- [Directions]:
Copy out every record below, word for word.

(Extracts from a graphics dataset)
********************

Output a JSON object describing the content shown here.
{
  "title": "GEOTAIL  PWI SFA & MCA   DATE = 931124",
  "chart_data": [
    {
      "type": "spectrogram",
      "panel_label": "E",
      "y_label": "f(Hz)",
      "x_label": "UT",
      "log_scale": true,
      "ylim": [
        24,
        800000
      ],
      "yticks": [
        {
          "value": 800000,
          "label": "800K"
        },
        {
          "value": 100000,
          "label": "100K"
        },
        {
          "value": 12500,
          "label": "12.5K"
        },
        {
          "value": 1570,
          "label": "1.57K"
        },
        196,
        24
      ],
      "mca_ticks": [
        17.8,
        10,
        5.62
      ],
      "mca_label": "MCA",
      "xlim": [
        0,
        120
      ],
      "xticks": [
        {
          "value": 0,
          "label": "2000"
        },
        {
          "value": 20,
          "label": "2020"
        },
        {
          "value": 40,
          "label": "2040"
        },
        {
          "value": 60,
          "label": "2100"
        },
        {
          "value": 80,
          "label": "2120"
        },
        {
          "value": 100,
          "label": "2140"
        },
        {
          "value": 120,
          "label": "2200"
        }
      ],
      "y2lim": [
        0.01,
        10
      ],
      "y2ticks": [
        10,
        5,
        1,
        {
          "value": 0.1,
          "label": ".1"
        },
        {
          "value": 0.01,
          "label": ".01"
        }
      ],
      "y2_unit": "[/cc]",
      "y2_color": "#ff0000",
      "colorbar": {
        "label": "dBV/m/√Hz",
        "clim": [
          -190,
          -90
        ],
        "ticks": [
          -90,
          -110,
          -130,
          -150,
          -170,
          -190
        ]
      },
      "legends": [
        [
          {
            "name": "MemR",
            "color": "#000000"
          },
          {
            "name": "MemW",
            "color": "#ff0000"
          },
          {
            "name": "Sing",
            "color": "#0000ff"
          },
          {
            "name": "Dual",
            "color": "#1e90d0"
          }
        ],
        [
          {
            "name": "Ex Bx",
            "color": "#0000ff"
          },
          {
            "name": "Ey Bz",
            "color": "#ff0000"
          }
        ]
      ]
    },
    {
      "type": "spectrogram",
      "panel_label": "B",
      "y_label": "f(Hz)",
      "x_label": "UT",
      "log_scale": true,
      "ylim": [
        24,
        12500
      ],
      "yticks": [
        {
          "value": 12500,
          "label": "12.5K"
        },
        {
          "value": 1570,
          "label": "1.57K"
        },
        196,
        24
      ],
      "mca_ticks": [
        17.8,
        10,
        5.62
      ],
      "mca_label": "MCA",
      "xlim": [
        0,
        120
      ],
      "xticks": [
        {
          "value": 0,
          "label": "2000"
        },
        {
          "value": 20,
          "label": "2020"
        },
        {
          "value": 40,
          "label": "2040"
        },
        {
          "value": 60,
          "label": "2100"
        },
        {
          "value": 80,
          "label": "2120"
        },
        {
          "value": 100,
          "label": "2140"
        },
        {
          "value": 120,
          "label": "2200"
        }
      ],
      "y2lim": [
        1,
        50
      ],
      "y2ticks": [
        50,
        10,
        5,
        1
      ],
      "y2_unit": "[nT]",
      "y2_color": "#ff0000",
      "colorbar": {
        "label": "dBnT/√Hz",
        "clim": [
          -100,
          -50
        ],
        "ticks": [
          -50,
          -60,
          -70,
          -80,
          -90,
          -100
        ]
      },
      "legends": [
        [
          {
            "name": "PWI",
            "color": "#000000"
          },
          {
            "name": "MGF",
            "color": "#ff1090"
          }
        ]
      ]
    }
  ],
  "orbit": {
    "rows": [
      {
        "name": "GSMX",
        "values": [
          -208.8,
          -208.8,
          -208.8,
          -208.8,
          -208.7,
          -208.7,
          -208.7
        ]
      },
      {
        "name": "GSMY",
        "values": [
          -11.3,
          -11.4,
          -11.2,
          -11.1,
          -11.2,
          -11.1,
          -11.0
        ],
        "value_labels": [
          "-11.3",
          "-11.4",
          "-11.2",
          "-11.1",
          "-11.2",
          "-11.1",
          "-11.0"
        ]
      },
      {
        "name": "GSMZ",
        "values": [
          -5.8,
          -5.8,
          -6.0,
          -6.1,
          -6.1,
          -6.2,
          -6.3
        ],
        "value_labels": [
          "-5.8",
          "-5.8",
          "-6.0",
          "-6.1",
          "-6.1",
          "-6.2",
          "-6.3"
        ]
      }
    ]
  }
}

********************

- [Reply to the exercise]:
Output a JSON object describing the content shown here.
{
  "title": "GEOTAIL  PWI SFA & MCA   DATE = 931124",
  "chart_data": [
    {
      "type": "spectrogram",
      "panel_label": "E",
      "y_label": "f(Hz)",
      "x_label": "UT",
      "log_scale": true,
      "ylim": [
        24,
        800000
      ],
      "yticks": [
        {
          "value": 800000,
          "label": "800K"
        },
        {
          "value": 100000,
          "label": "100K"
        },
        {
          "value": 12500,
          "label": "12.5K"
        },
        {
          "value": 1570,
          "label": "1.57K"
        },
        196,
        24
      ],
      "mca_ticks": [
        17.8,
        10,
        5.62
      ],
      "mca_label": "MCA",
      "xlim": [
        0,
        120
      ],
      "xticks": [
        {
          "value": 0,
          "label": "2000"
        },
        {
          "value": 20,
          "label": "2020"
        },
        {
          "value": 40,
          "label": "2040"
        },
        {
          "value": 60,
          "label": "2100"
        },
        {
          "value": 80,
          "label": "2120"
        },
        {
          "value": 100,
          "label": "2140"
        },
        {
          "value": 120,
          "label": "2200"
        }
      ],
      "y2lim": [
        0.01,
        10
      ],
      "y2ticks": [
        10,
        5,
        1,
        {
          "value": 0.1,
          "label": ".1"
        },
        {
          "value": 0.01,
          "label": ".01"
        }
      ],
      "y2_unit": "[/cc]",
      "y2_color": "#ff0000",
      "colorbar": {
        "label": "dBV/m/√Hz",
        "clim": [
          -190,
          -90
        ],
        "ticks": [
          -90,
          -110,
          -130,
          -150,
          -170,
          -190
        ]
      },
      "legends": [
        [
          {
            "name": "MemR",
            "color": "#000000"
          },
          {
            "name": "MemW",
            "color": "#ff0000"
          },
          {
            "name": "Sing",
            "color": "#0000ff"
          },
          {
            "name": "Dual",
            "color": "#1e90d0"
          }
        ],
        [
          {
            "name": "Ex Bx",
            "color": "#0000ff"
          },
          {
            "name": "Ey Bz",
            "color": "#ff0000"
          }
        ]
      ]
    },
    {
      "type": "spectrogram",
      "panel_label": "B",
      "y_label": "f(Hz)",
      "x_label": "UT",
      "log_scale": true,
      "ylim": [
        24,
        12500
      ],
      "yticks": [
        {
          "value": 12500,
          "label": "12.5K"
        },
        {
          "value": 1570,
          "label": "1.57K"
        },
        196,
        24
      ],
      "mca_ticks": [
        17.8,
        10,
        5.62
      ],
      "mca_label": "MCA",
      "xlim": [
        0,
        120
      ],
      "xticks": [
        {
          "value": 0,
          "label": "2000"
        },
        {
          "value": 20,
          "label": "2020"
        },
        {
          "value": 40,
          "label": "2040"
        },
        {
          "value": 60,
          "label": "2100"
        },
        {
          "value": 80,
          "label": "2120"
        },
        {
          "value": 100,
          "label": "2140"
        },
        {
          "value": 120,
          "label": "2200"
        }
      ],
      "y2lim": [
        1,
        50
      ],
      "y2ticks": [
        50,
        10,
        5,
        1
      ],
      "y2_unit": "[nT]",
      "y2_color": "#ff0000",
      "colorbar": {
        "label": "dBnT/√Hz",
        "clim": [
          -100,
          -50
        ],
        "ticks": [
          -50,
          -60,
          -70,
          -80,
          -90,
          -100
        ]
      },
      "legends": [
        [
          {
            "name": "PWI",
            "color": "#000000"
          },
          {
            "name": "MGF",
            "color": "#ff1090"
          }
        ]
      ]
    }
  ],
  "orbit": {
    "rows": [
      {
        "name": "GSMX",
        "values": [
          -208.8,
          -208.8,
          -208.8,
          -208.8,
          -208.7,
          -208.7,
          -208.7
        ]
      },
      {
        "name": "GSMY",
        "values": [
          -11.3,
          -11.4,
          -11.2,
          -11.1,
          -11.2,
          -11.1,
          -11.0
        ],
        "value_labels": [
          "-11.3",
          "-11.4",
          "-11.2",
          "-11.1",
          "-11.2",
          "-11.1",
          "-11.0"
        ]
      },
      {
        "name": "GSMZ",
        "values": [
          -5.8,
          -5.8,
          -6.0,
          -6.1,
          -6.1,
          -6.2,
          -6.3
        ],
        "value_labels": [
          "-5.8",
          "-5.8",
          "-6.0",
          "-6.1",
          "-6.1",
          "-6.2",
          "-6.3"
        ]
      }
    ]
  }
}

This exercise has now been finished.